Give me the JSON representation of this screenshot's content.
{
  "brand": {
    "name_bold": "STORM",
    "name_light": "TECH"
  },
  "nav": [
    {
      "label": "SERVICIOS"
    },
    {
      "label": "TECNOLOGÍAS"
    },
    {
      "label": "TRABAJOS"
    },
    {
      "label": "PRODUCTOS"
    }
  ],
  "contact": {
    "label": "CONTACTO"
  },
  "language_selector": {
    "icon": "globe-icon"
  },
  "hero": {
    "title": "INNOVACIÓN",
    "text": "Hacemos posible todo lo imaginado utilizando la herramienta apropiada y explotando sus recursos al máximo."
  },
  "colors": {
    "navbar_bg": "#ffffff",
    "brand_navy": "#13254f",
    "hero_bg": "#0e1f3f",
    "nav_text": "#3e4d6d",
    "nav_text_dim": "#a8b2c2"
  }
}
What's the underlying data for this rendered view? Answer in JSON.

====

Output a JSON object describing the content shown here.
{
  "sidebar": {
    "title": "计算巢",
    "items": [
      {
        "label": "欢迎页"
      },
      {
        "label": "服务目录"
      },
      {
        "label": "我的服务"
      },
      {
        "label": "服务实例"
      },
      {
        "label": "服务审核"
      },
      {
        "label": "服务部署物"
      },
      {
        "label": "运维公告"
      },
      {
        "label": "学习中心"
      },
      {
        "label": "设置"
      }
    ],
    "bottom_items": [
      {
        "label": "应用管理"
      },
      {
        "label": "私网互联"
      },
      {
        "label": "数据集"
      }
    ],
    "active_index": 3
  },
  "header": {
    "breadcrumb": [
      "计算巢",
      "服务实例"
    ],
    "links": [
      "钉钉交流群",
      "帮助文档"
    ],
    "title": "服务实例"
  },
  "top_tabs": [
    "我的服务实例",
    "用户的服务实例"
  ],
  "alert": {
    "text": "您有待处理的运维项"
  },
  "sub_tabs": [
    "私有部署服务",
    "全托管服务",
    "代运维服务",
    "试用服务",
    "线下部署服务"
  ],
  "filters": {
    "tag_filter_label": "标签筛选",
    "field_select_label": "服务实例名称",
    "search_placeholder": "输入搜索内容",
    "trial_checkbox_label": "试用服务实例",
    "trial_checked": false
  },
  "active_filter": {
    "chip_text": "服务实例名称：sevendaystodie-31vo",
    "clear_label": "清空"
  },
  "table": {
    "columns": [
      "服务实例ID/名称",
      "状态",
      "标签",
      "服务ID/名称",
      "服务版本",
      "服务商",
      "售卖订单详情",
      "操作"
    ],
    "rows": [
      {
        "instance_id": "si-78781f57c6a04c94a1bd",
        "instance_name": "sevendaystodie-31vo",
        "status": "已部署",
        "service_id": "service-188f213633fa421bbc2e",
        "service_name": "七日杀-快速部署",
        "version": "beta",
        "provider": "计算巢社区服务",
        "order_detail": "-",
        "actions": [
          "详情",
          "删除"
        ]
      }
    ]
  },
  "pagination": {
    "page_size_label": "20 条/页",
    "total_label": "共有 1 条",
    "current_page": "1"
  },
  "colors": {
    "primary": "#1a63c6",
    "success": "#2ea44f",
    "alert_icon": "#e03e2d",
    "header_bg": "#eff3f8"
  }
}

====

### What to produce
Retype the records above, but only those lines that fall between the line containing "Give me the" and the line containing "What's the underlying", with both of those lines included, exactly as written.

### Task output
Give me the JSON representation of this screenshot's content.
{
  "brand": {
    "name_bold": "STORM",
    "name_light": "TECH"
  },
  "nav": [
    {
      "label": "SERVICIOS"
    },
    {
      "label": "TECNOLOGÍAS"
    },
    {
      "label": "TRABAJOS"
    },
    {
      "label": "PRODUCTOS"
    }
  ],
  "contact": {
    "label": "CONTACTO"
  },
  "language_selector": {
    "icon": "globe-icon"
  },
  "hero": {
    "title": "INNOVACIÓN",
    "text": "Hacemos posible todo lo imaginado utilizando la herramienta apropiada y explotando sus recursos al máximo."
  },
  "colors": {
    "navbar_bg": "#ffffff",
    "brand_navy": "#13254f",
    "hero_bg": "#0e1f3f",
    "nav_text": "#3e4d6d",
    "nav_text_dim": "#a8b2c2"
  }
}
What's the underlying data for this rendered view? Answer in JSON.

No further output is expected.